> **Exercise brief**
Make an exact copy of the records, dropping all pictures.

> **The data**
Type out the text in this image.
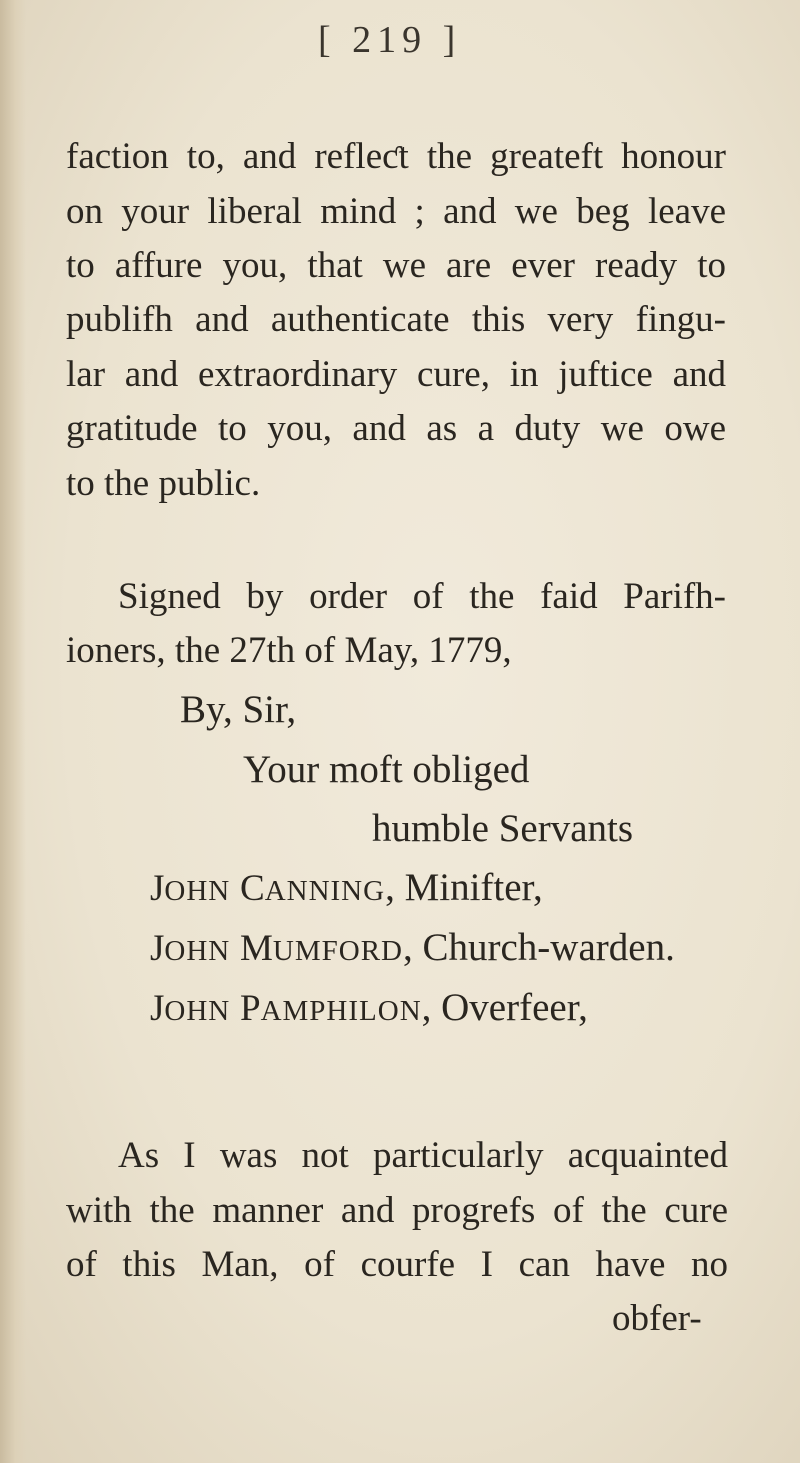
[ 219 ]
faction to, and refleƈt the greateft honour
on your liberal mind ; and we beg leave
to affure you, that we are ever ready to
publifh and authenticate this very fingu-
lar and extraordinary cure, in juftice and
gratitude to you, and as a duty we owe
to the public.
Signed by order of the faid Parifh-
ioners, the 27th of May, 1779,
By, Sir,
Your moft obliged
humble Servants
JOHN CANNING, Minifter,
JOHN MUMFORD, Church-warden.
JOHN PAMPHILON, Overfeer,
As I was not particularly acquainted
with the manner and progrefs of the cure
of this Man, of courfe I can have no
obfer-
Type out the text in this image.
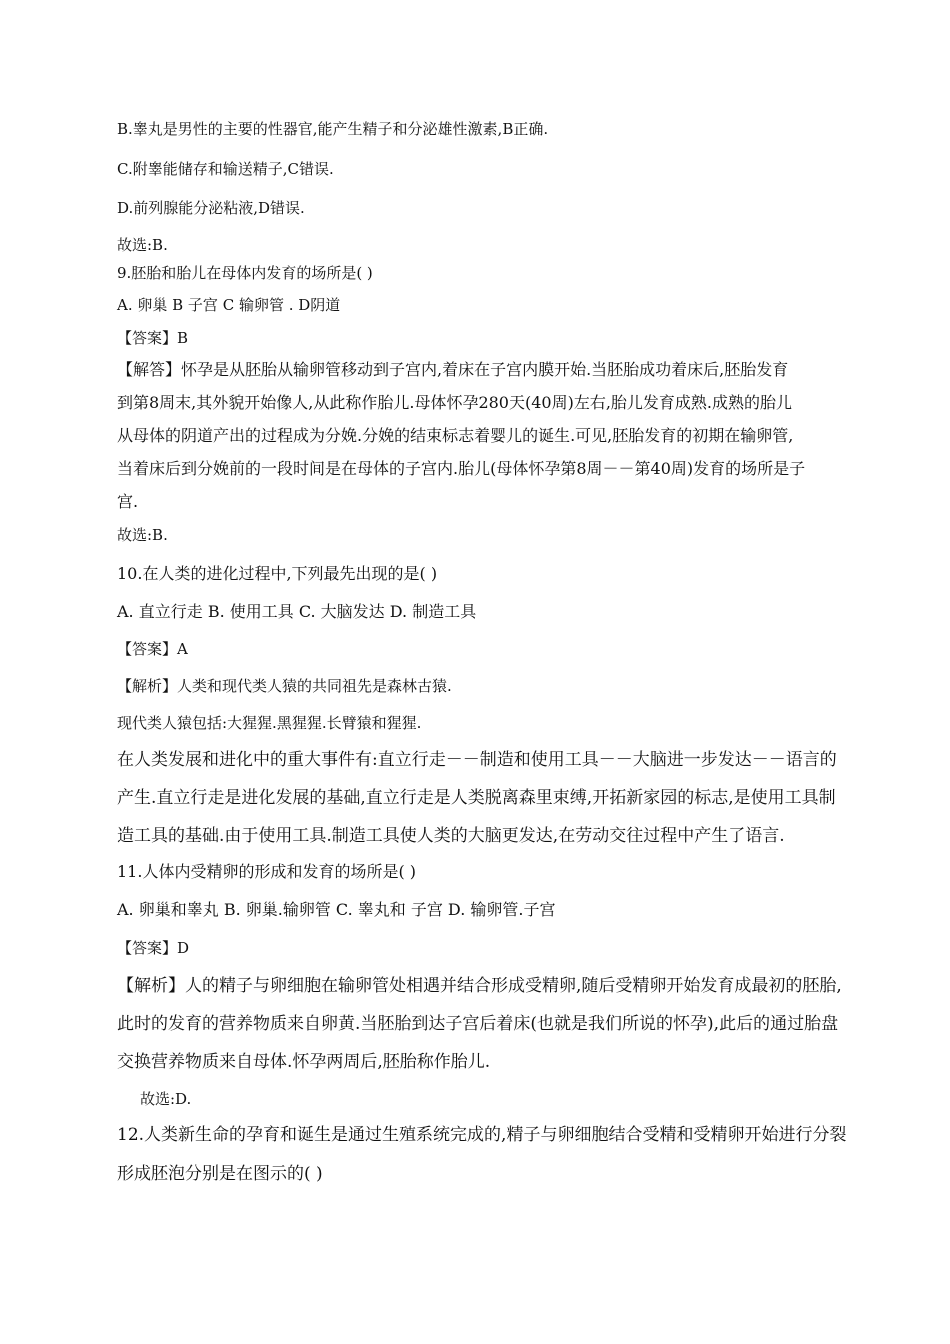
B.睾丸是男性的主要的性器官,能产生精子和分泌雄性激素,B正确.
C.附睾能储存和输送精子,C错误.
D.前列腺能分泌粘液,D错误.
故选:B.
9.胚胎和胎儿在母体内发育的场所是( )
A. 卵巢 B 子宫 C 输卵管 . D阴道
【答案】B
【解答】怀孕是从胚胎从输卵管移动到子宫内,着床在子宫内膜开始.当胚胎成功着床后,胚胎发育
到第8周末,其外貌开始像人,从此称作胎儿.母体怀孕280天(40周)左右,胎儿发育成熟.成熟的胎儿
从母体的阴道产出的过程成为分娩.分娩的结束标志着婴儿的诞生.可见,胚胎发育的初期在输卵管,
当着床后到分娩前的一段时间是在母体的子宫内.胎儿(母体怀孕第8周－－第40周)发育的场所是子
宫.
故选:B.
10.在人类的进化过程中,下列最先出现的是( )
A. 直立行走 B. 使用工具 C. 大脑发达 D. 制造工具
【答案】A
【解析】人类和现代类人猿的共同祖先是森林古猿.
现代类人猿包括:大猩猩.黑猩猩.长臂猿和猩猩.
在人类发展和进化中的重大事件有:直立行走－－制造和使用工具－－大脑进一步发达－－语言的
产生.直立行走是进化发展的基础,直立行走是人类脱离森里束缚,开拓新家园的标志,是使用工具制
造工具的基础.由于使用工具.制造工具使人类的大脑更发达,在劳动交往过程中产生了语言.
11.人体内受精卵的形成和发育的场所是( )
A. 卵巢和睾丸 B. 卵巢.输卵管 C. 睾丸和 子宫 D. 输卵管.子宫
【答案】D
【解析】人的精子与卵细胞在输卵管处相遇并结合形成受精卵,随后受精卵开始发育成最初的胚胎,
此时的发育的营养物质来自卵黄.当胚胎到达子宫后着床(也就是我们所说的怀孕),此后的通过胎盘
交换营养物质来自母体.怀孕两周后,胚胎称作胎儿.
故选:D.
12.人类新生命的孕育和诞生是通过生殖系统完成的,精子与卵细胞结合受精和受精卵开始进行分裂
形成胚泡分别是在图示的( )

> **Task output**
Type out the text in this image.
[ 219 ]
faction to, and refleƈt the greateft honour
on your liberal mind ; and we beg leave
to affure you, that we are ever ready to
publifh and authenticate this very fingu-
lar and extraordinary cure, in juftice and
gratitude to you, and as a duty we owe
to the public.
Signed by order of the faid Parifh-
ioners, the 27th of May, 1779,
By, Sir,
Your moft obliged
humble Servants
JOHN CANNING, Minifter,
JOHN MUMFORD, Church-warden.
JOHN PAMPHILON, Overfeer,
As I was not particularly acquainted
with the manner and progrefs of the cure
of this Man, of courfe I can have no
obfer-
Type out the text in this image.
B.睾丸是男性的主要的性器官,能产生精子和分泌雄性激素,B正确.
C.附睾能储存和输送精子,C错误.
D.前列腺能分泌粘液,D错误.
故选:B.
9.胚胎和胎儿在母体内发育的场所是( )
A. 卵巢 B 子宫 C 输卵管 . D阴道
【答案】B
【解答】怀孕是从胚胎从输卵管移动到子宫内,着床在子宫内膜开始.当胚胎成功着床后,胚胎发育
到第8周末,其外貌开始像人,从此称作胎儿.母体怀孕280天(40周)左右,胎儿发育成熟.成熟的胎儿
从母体的阴道产出的过程成为分娩.分娩的结束标志着婴儿的诞生.可见,胚胎发育的初期在输卵管,
当着床后到分娩前的一段时间是在母体的子宫内.胎儿(母体怀孕第8周－－第40周)发育的场所是子
宫.
故选:B.
10.在人类的进化过程中,下列最先出现的是( )
A. 直立行走 B. 使用工具 C. 大脑发达 D. 制造工具
【答案】A
【解析】人类和现代类人猿的共同祖先是森林古猿.
现代类人猿包括:大猩猩.黑猩猩.长臂猿和猩猩.
在人类发展和进化中的重大事件有:直立行走－－制造和使用工具－－大脑进一步发达－－语言的
产生.直立行走是进化发展的基础,直立行走是人类脱离森里束缚,开拓新家园的标志,是使用工具制
造工具的基础.由于使用工具.制造工具使人类的大脑更发达,在劳动交往过程中产生了语言.
11.人体内受精卵的形成和发育的场所是( )
A. 卵巢和睾丸 B. 卵巢.输卵管 C. 睾丸和 子宫 D. 输卵管.子宫
【答案】D
【解析】人的精子与卵细胞在输卵管处相遇并结合形成受精卵,随后受精卵开始发育成最初的胚胎,
此时的发育的营养物质来自卵黄.当胚胎到达子宫后着床(也就是我们所说的怀孕),此后的通过胎盘
交换营养物质来自母体.怀孕两周后,胚胎称作胎儿.
故选:D.
12.人类新生命的孕育和诞生是通过生殖系统完成的,精子与卵细胞结合受精和受精卵开始进行分裂
形成胚泡分别是在图示的( )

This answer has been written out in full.